> **INFORMATION PROVIDED**:
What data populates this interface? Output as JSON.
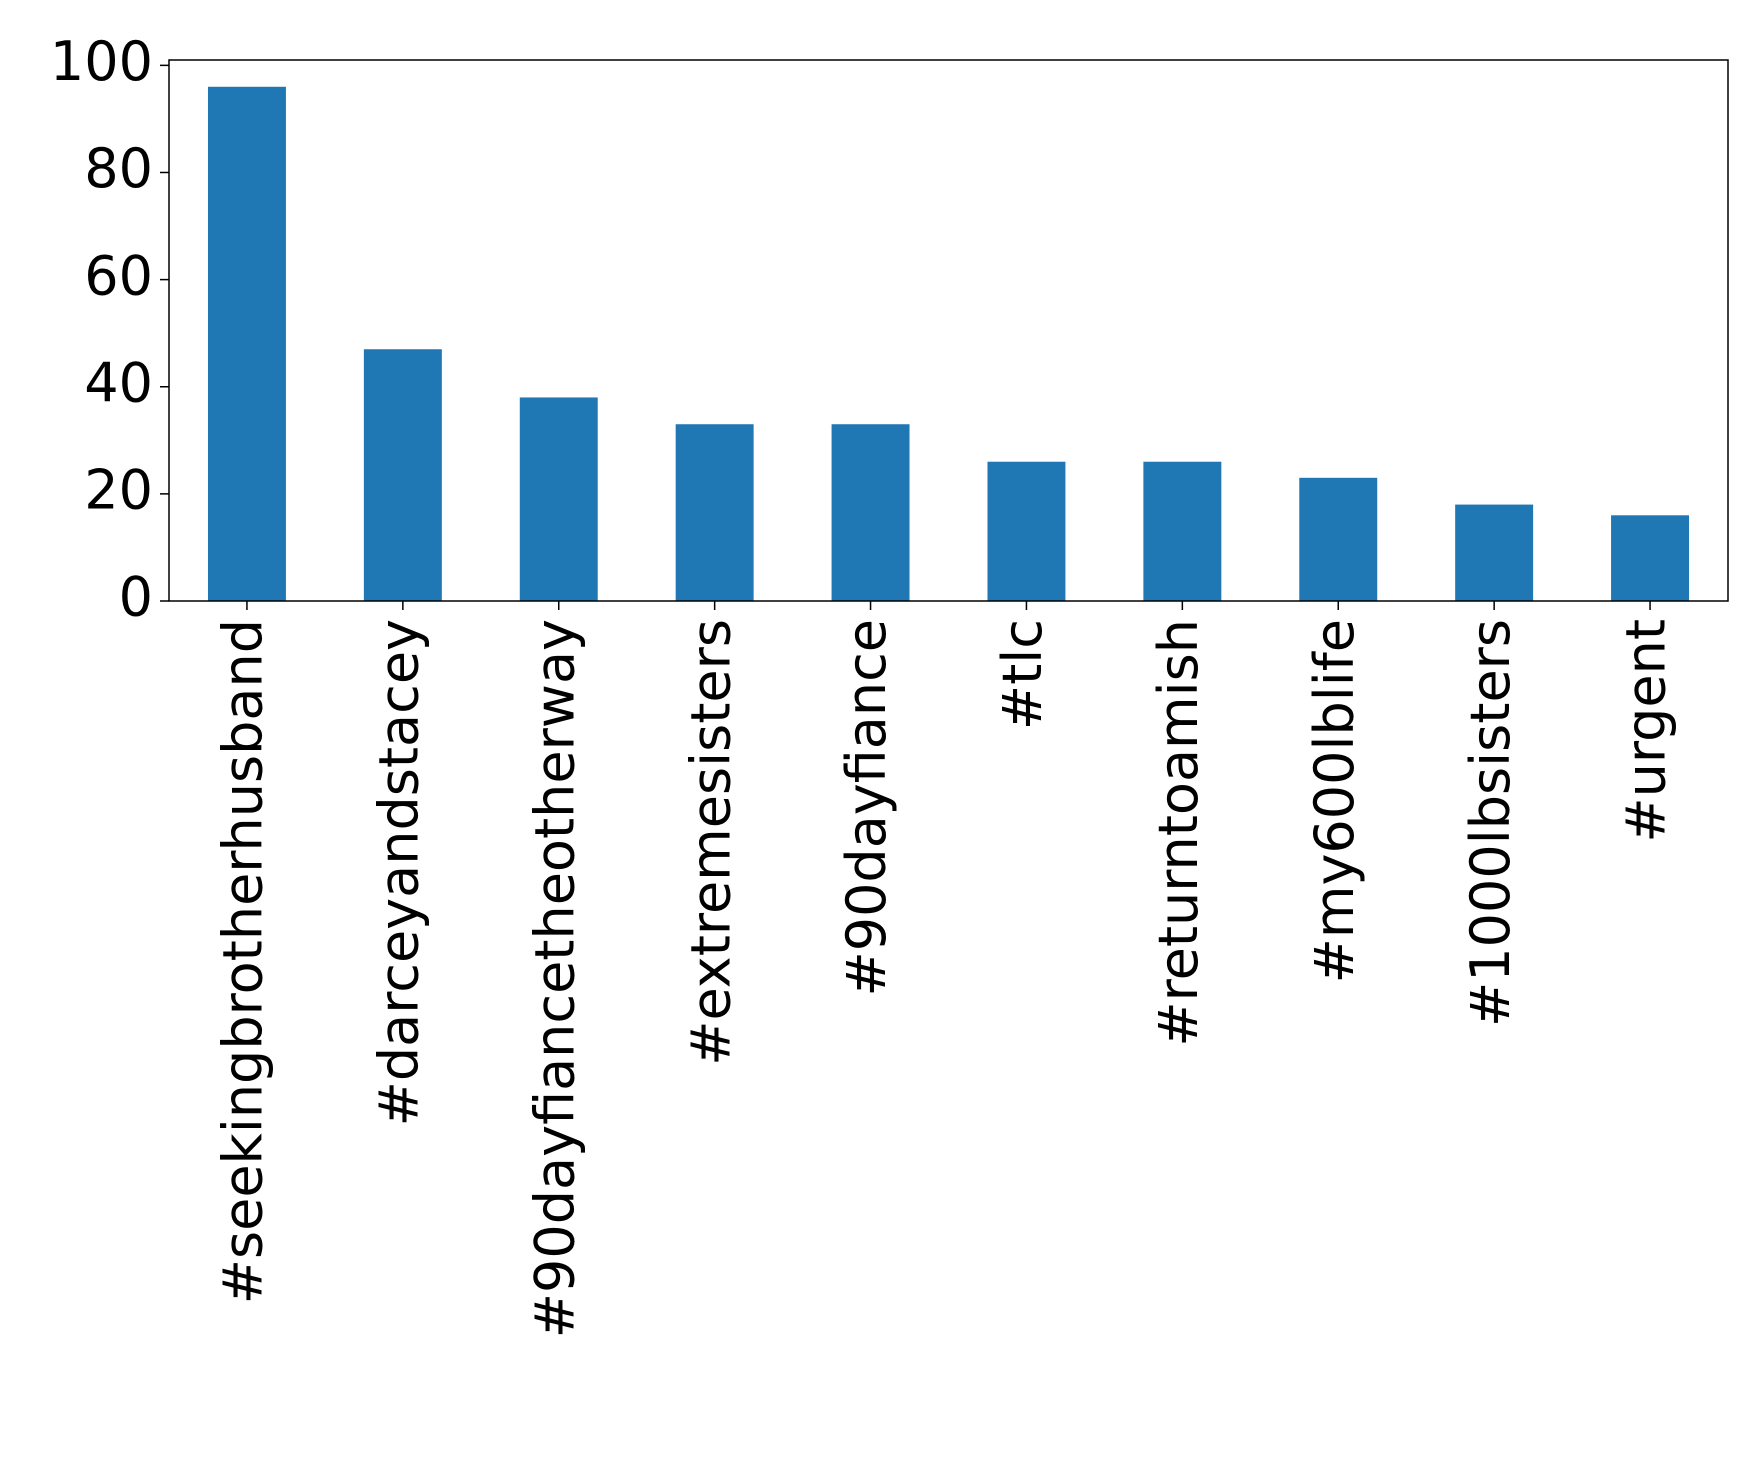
{
  "chart_data": {
    "type": "bar",
    "categories": [
      "#seekingbrotherhusband",
      "#darceyandstacey",
      "#90dayfiancetheotherway",
      "#extremesisters",
      "#90dayfiance",
      "#tlc",
      "#returntoamish",
      "#my600lblife",
      "#1000lbsisters",
      "#urgent"
    ],
    "values": [
      96,
      47,
      38,
      33,
      33,
      26,
      26,
      23,
      18,
      16
    ],
    "color": "#1f77b4",
    "ylim": [
      0,
      101
    ],
    "yticks": [
      0,
      20,
      40,
      60,
      80,
      100
    ],
    "grid": false
  }
}
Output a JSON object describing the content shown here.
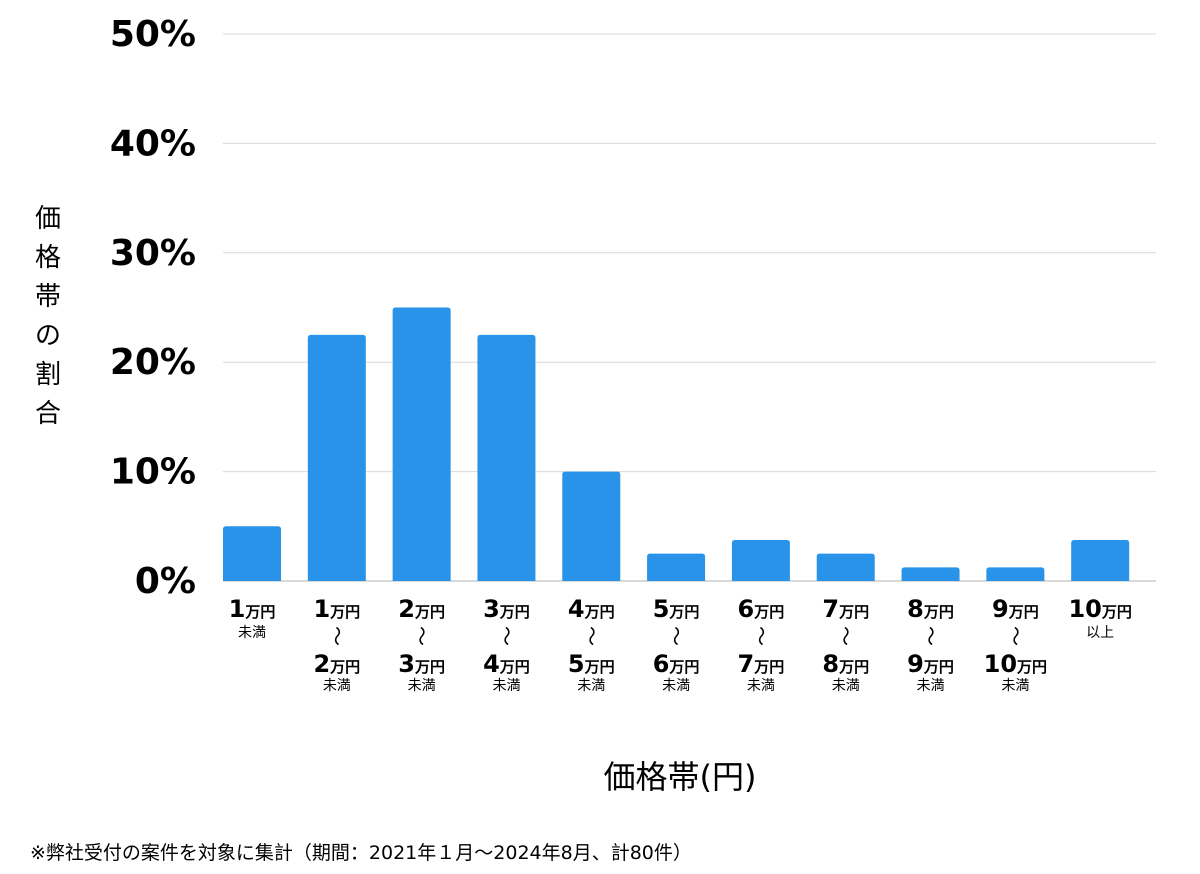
{
  "chart_data": {
    "type": "bar",
    "xlabel": "価格帯(円)",
    "ylabel": "価格帯の割合",
    "ylim": [
      0,
      50
    ],
    "yticks": [
      "0%",
      "10%",
      "20%",
      "30%",
      "40%",
      "50%"
    ],
    "grid": true,
    "bar_color": "#2893e8",
    "categories": [
      {
        "top": [
          "1",
          "万円"
        ],
        "bottom": null,
        "note": "未満"
      },
      {
        "top": [
          "1",
          "万円"
        ],
        "bottom": [
          "2",
          "万円"
        ],
        "note": "未満"
      },
      {
        "top": [
          "2",
          "万円"
        ],
        "bottom": [
          "3",
          "万円"
        ],
        "note": "未満"
      },
      {
        "top": [
          "3",
          "万円"
        ],
        "bottom": [
          "4",
          "万円"
        ],
        "note": "未満"
      },
      {
        "top": [
          "4",
          "万円"
        ],
        "bottom": [
          "5",
          "万円"
        ],
        "note": "未満"
      },
      {
        "top": [
          "5",
          "万円"
        ],
        "bottom": [
          "6",
          "万円"
        ],
        "note": "未満"
      },
      {
        "top": [
          "6",
          "万円"
        ],
        "bottom": [
          "7",
          "万円"
        ],
        "note": "未満"
      },
      {
        "top": [
          "7",
          "万円"
        ],
        "bottom": [
          "8",
          "万円"
        ],
        "note": "未満"
      },
      {
        "top": [
          "8",
          "万円"
        ],
        "bottom": [
          "9",
          "万円"
        ],
        "note": "未満"
      },
      {
        "top": [
          "9",
          "万円"
        ],
        "bottom": [
          "10",
          "万円"
        ],
        "note": "未満"
      },
      {
        "top": [
          "10",
          "万円"
        ],
        "bottom": null,
        "note": "以上"
      }
    ],
    "range_symbol": "〜",
    "values": [
      5.0,
      22.5,
      25.0,
      22.5,
      10.0,
      2.5,
      3.75,
      2.5,
      1.25,
      1.25,
      3.75
    ]
  },
  "footnote": "※弊社受付の案件を対象に集計（期間：2021年１月〜2024年8月、計80件）"
}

> **YOUR TASK**:
Using the listing above, pull out all lines that hold the word "Output".

> **PROBLEM SOLUTION**:
What data populates this interface? Output as JSON.
Output a JSON object describing the content shown here.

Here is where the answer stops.